# The problem:
Images do not belong in the copy. Retype all the entries below exactly.

# Excerpted records:

··········

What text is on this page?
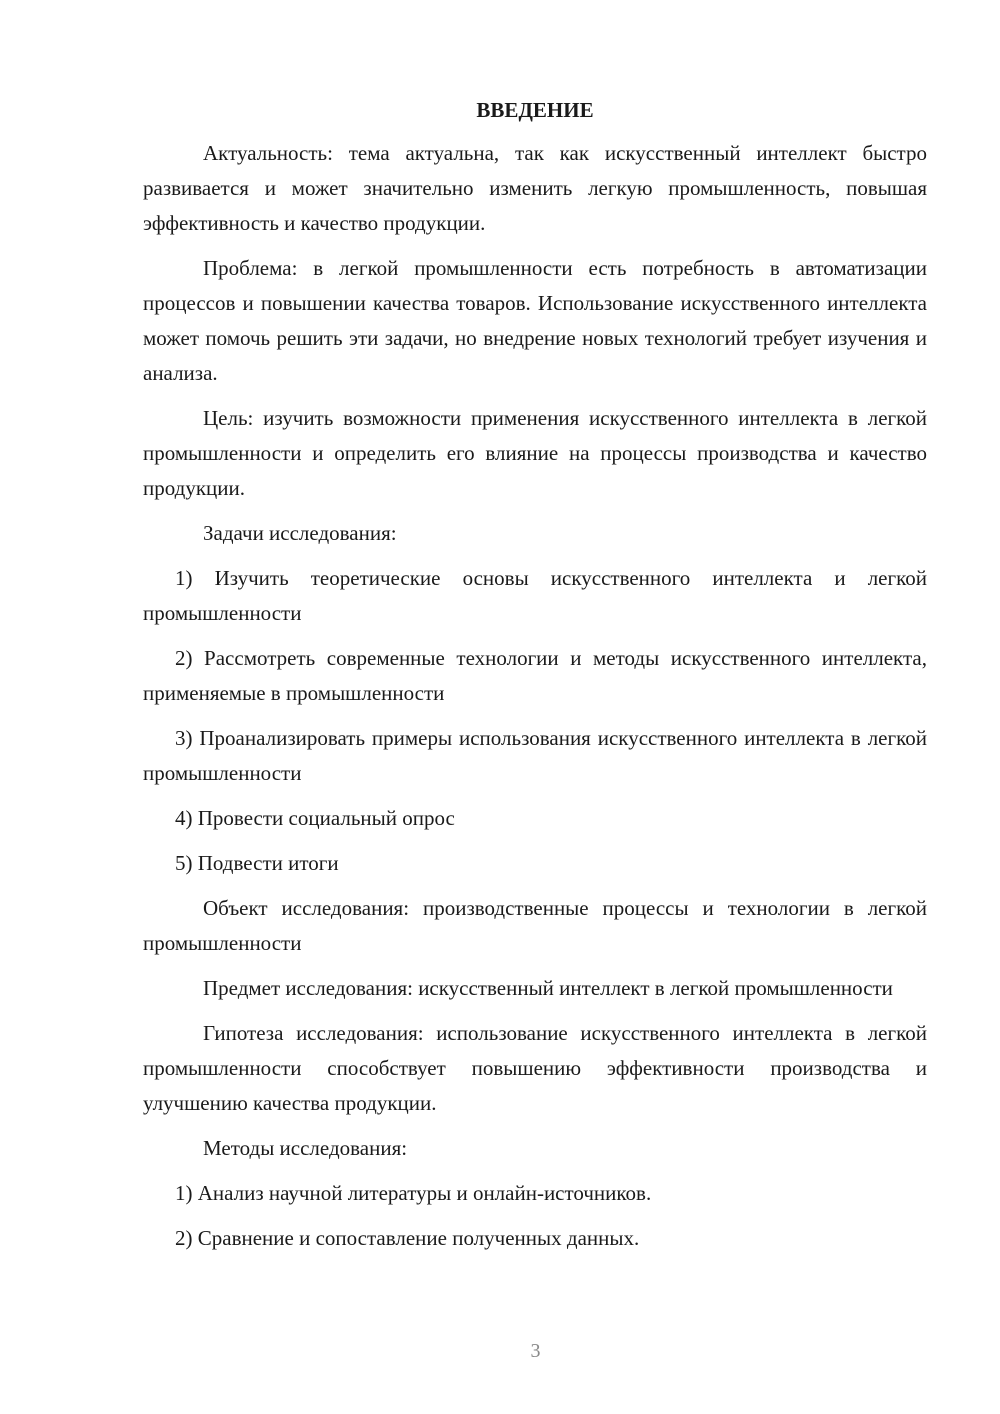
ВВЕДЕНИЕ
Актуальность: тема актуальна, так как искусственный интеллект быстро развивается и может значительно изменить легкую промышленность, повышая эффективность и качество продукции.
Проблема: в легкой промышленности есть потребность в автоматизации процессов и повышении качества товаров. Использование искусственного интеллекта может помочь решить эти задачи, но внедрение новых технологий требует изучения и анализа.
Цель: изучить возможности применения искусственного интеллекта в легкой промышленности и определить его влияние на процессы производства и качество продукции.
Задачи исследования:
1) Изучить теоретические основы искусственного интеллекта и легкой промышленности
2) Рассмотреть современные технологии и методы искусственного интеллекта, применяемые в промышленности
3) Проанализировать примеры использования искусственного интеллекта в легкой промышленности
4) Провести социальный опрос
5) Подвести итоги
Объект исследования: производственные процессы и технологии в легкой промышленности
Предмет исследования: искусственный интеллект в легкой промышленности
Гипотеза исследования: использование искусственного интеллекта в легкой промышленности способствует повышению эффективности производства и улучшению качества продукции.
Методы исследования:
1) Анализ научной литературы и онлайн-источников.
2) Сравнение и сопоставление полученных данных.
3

··········

# Solution to this problem:
What text is on this page?
ВВЕДЕНИЕ
Актуальность: тема актуальна, так как искусственный интеллект быстро развивается и может значительно изменить легкую промышленность, повышая эффективность и качество продукции.
Проблема: в легкой промышленности есть потребность в автоматизации процессов и повышении качества товаров. Использование искусственного интеллекта может помочь решить эти задачи, но внедрение новых технологий требует изучения и анализа.
Цель: изучить возможности применения искусственного интеллекта в легкой промышленности и определить его влияние на процессы производства и качество продукции.
Задачи исследования:
1) Изучить теоретические основы искусственного интеллекта и легкой промышленности
2) Рассмотреть современные технологии и методы искусственного интеллекта, применяемые в промышленности
3) Проанализировать примеры использования искусственного интеллекта в легкой промышленности
4) Провести социальный опрос
5) Подвести итоги
Объект исследования: производственные процессы и технологии в легкой промышленности
Предмет исследования: искусственный интеллект в легкой промышленности
Гипотеза исследования: использование искусственного интеллекта в легкой промышленности способствует повышению эффективности производства и улучшению качества продукции.
Методы исследования:
1) Анализ научной литературы и онлайн-источников.
2) Сравнение и сопоставление полученных данных.
3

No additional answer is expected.